__OBJECTIVE__. Look through the lines of the material and count those containing "Your". Give that count alone.

__EXTRACTED MATERIAL__.
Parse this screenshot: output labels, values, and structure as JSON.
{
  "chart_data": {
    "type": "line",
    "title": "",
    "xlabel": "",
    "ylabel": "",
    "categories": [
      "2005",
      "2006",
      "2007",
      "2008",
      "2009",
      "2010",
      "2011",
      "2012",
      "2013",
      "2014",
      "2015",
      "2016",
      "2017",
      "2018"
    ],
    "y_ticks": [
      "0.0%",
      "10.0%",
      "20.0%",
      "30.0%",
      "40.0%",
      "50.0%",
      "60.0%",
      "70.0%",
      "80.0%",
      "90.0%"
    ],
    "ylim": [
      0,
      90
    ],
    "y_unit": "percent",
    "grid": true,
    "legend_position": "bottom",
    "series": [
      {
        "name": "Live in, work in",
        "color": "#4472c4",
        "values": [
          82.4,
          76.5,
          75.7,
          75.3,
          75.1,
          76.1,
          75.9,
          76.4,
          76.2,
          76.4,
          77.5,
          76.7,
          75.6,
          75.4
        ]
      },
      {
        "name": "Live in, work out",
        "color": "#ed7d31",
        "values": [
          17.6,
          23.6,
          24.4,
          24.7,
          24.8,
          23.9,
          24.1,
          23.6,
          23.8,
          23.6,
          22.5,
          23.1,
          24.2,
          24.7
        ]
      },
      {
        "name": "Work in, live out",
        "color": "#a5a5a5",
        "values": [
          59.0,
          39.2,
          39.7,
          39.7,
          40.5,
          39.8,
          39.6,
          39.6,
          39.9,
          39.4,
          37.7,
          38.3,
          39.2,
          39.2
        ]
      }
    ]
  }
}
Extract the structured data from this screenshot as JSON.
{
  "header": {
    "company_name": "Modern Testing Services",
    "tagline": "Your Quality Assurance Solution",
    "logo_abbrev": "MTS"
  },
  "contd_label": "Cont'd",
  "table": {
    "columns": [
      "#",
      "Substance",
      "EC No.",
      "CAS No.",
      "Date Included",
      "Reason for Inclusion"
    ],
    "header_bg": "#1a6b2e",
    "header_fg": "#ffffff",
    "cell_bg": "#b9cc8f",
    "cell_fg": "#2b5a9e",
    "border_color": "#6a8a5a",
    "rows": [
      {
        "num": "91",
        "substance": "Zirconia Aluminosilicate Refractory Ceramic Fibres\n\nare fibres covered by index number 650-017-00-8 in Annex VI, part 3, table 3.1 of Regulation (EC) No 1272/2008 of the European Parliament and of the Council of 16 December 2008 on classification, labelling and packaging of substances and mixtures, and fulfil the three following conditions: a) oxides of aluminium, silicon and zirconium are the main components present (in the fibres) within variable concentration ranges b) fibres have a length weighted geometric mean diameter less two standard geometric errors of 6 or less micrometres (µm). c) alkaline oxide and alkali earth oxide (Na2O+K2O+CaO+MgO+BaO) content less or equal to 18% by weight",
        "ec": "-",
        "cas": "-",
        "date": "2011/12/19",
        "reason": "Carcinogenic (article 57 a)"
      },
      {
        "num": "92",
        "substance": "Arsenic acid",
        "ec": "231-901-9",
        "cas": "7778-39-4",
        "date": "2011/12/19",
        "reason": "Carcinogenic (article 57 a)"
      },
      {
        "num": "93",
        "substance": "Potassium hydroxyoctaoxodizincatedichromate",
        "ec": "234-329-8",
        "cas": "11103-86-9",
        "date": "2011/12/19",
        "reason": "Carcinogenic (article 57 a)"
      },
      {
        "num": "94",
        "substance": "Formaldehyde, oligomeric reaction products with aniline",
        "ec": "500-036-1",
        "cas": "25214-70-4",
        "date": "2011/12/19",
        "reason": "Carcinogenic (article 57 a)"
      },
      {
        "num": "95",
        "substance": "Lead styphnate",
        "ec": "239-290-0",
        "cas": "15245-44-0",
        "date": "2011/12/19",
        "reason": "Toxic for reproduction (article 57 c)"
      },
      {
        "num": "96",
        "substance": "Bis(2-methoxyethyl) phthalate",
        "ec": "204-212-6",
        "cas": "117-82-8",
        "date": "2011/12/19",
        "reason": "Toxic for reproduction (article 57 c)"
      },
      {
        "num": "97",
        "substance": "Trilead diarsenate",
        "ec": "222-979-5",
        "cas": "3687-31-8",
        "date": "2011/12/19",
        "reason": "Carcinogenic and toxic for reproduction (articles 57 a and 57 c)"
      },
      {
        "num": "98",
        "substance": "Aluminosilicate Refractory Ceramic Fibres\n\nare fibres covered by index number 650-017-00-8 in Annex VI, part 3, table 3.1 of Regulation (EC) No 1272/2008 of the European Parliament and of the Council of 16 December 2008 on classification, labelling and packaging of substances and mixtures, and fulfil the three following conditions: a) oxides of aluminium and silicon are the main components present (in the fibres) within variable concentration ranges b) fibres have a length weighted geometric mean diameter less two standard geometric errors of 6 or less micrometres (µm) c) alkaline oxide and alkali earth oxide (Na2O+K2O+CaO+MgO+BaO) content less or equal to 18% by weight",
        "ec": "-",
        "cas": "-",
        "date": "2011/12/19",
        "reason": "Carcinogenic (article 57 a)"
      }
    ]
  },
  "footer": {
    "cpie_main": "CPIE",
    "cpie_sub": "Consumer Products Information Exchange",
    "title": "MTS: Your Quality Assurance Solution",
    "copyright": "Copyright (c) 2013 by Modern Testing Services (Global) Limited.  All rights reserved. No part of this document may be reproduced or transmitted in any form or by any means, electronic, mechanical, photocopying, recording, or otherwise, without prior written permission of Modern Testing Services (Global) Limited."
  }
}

__SOLUTION__. 2